*Stated task*
Output every entry exactly as given.

## Start Exercise data

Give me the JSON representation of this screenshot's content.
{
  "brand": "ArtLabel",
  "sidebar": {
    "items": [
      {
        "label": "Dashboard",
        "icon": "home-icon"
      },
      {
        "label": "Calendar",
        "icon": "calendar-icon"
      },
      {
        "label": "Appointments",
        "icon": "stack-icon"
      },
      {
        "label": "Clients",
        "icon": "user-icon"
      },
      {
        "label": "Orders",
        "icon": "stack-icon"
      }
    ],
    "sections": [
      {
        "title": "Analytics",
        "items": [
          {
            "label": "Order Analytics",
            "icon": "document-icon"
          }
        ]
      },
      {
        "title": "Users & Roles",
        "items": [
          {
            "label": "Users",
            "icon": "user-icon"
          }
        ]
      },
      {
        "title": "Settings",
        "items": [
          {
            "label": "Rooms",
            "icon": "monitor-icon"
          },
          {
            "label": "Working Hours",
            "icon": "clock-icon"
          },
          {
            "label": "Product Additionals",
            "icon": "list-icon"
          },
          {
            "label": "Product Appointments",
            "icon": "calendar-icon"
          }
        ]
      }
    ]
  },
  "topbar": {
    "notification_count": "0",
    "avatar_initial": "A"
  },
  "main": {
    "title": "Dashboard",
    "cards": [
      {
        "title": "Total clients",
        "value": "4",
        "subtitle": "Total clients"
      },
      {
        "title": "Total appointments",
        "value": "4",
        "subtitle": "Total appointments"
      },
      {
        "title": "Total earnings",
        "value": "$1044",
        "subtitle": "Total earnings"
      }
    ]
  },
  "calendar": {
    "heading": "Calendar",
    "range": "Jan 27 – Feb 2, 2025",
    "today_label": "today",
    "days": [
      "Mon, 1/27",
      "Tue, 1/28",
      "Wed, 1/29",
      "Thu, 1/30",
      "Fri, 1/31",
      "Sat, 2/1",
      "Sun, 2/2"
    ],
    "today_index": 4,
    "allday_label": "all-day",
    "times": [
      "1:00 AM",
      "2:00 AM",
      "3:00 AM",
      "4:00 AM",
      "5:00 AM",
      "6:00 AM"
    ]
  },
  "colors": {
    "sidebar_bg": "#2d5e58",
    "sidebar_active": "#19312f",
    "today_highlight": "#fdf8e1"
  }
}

## End Exercise data

*Answer to the exercise*
Give me the JSON representation of this screenshot's content.
{
  "brand": "ArtLabel",
  "sidebar": {
    "items": [
      {
        "label": "Dashboard",
        "icon": "home-icon"
      },
      {
        "label": "Calendar",
        "icon": "calendar-icon"
      },
      {
        "label": "Appointments",
        "icon": "stack-icon"
      },
      {
        "label": "Clients",
        "icon": "user-icon"
      },
      {
        "label": "Orders",
        "icon": "stack-icon"
      }
    ],
    "sections": [
      {
        "title": "Analytics",
        "items": [
          {
            "label": "Order Analytics",
            "icon": "document-icon"
          }
        ]
      },
      {
        "title": "Users & Roles",
        "items": [
          {
            "label": "Users",
            "icon": "user-icon"
          }
        ]
      },
      {
        "title": "Settings",
        "items": [
          {
            "label": "Rooms",
            "icon": "monitor-icon"
          },
          {
            "label": "Working Hours",
            "icon": "clock-icon"
          },
          {
            "label": "Product Additionals",
            "icon": "list-icon"
          },
          {
            "label": "Product Appointments",
            "icon": "calendar-icon"
          }
        ]
      }
    ]
  },
  "topbar": {
    "notification_count": "0",
    "avatar_initial": "A"
  },
  "main": {
    "title": "Dashboard",
    "cards": [
      {
        "title": "Total clients",
        "value": "4",
        "subtitle": "Total clients"
      },
      {
        "title": "Total appointments",
        "value": "4",
        "subtitle": "Total appointments"
      },
      {
        "title": "Total earnings",
        "value": "$1044",
        "subtitle": "Total earnings"
      }
    ]
  },
  "calendar": {
    "heading": "Calendar",
    "range": "Jan 27 – Feb 2, 2025",
    "today_label": "today",
    "days": [
      "Mon, 1/27",
      "Tue, 1/28",
      "Wed, 1/29",
      "Thu, 1/30",
      "Fri, 1/31",
      "Sat, 2/1",
      "Sun, 2/2"
    ],
    "today_index": 4,
    "allday_label": "all-day",
    "times": [
      "1:00 AM",
      "2:00 AM",
      "3:00 AM",
      "4:00 AM",
      "5:00 AM",
      "6:00 AM"
    ]
  },
  "colors": {
    "sidebar_bg": "#2d5e58",
    "sidebar_active": "#19312f",
    "today_highlight": "#fdf8e1"
  }
}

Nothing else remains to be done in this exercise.